Transcribe all the entries word for word, but omit the images.

##### Material provided

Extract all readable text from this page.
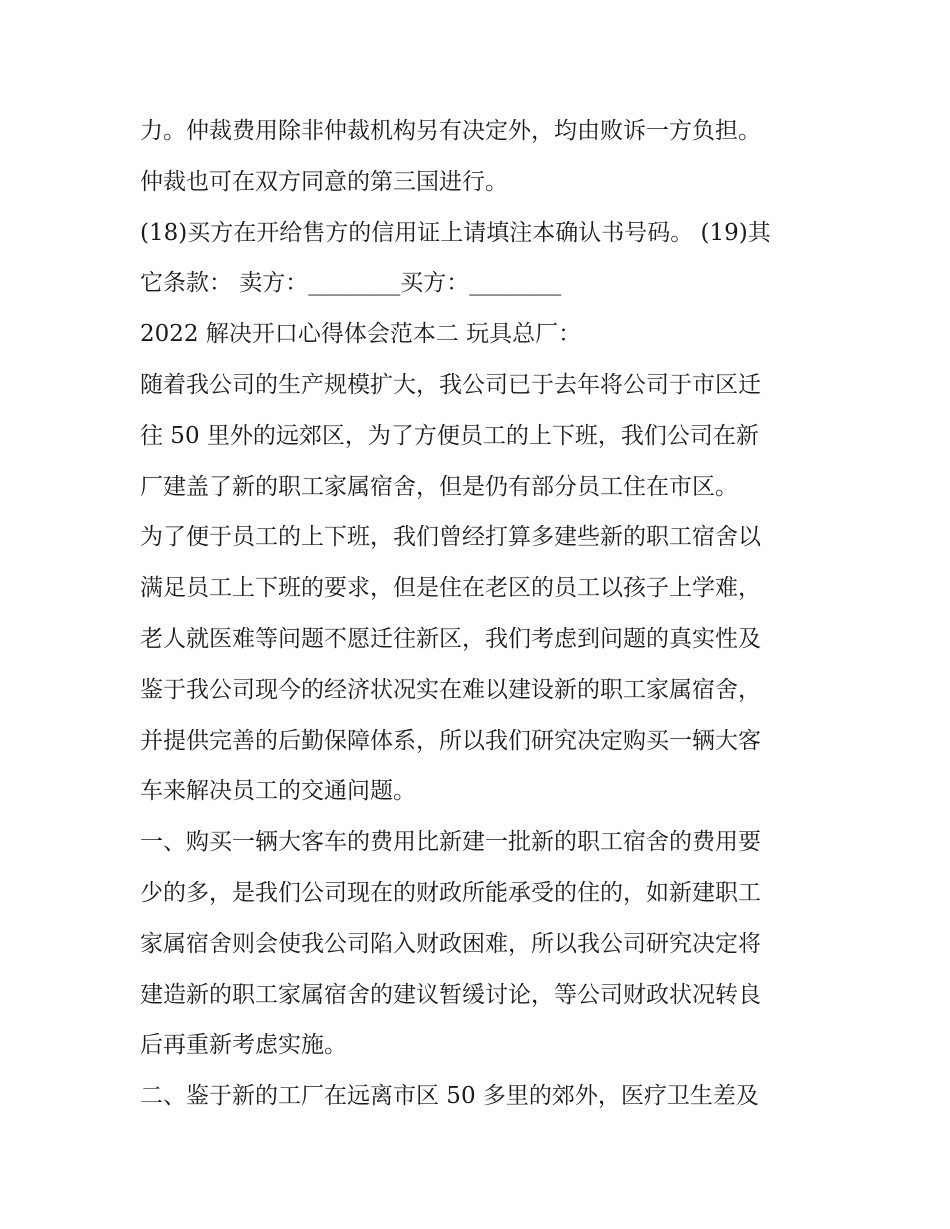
力。仲裁费用除非仲裁机构另有决定外，均由败诉一方负担。
仲裁也可在双方同意的第三国进行。
(18)买方在开给售方的信用证上请填注本确认书号码。 (19)其
它条款： 卖方：________买方：________
2022 解决开口心得体会范本二 玩具总厂：
随着我公司的生产规模扩大，我公司已于去年将公司于市区迁
往 50 里外的远郊区，为了方便员工的上下班，我们公司在新
厂建盖了新的职工家属宿舍，但是仍有部分员工住在市区。
为了便于员工的上下班，我们曾经打算多建些新的职工宿舍以
满足员工上下班的要求，但是住在老区的员工以孩子上学难，
老人就医难等问题不愿迁往新区，我们考虑到问题的真实性及
鉴于我公司现今的经济状况实在难以建设新的职工家属宿舍，
并提供完善的后勤保障体系，所以我们研究决定购买一辆大客
车来解决员工的交通问题。
一、购买一辆大客车的费用比新建一批新的职工宿舍的费用要
少的多，是我们公司现在的财政所能承受的住的，如新建职工
家属宿舍则会使我公司陷入财政困难，所以我公司研究决定将
建造新的职工家属宿舍的建议暂缓讨论，等公司财政状况转良
后再重新考虑实施。
二、鉴于新的工厂在远离市区 50 多里的郊外，医疗卫生差及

##########

Response for this exercise ::
Extract all readable text from this page.
力。仲裁费用除非仲裁机构另有决定外，均由败诉一方负担。
仲裁也可在双方同意的第三国进行。
(18)买方在开给售方的信用证上请填注本确认书号码。 (19)其
它条款： 卖方：________买方：________
2022 解决开口心得体会范本二 玩具总厂：
随着我公司的生产规模扩大，我公司已于去年将公司于市区迁
往 50 里外的远郊区，为了方便员工的上下班，我们公司在新
厂建盖了新的职工家属宿舍，但是仍有部分员工住在市区。
为了便于员工的上下班，我们曾经打算多建些新的职工宿舍以
满足员工上下班的要求，但是住在老区的员工以孩子上学难，
老人就医难等问题不愿迁往新区，我们考虑到问题的真实性及
鉴于我公司现今的经济状况实在难以建设新的职工家属宿舍，
并提供完善的后勤保障体系，所以我们研究决定购买一辆大客
车来解决员工的交通问题。
一、购买一辆大客车的费用比新建一批新的职工宿舍的费用要
少的多，是我们公司现在的财政所能承受的住的，如新建职工
家属宿舍则会使我公司陷入财政困难，所以我公司研究决定将
建造新的职工家属宿舍的建议暂缓讨论，等公司财政状况转良
后再重新考虑实施。
二、鉴于新的工厂在远离市区 50 多里的郊外，医疗卫生差及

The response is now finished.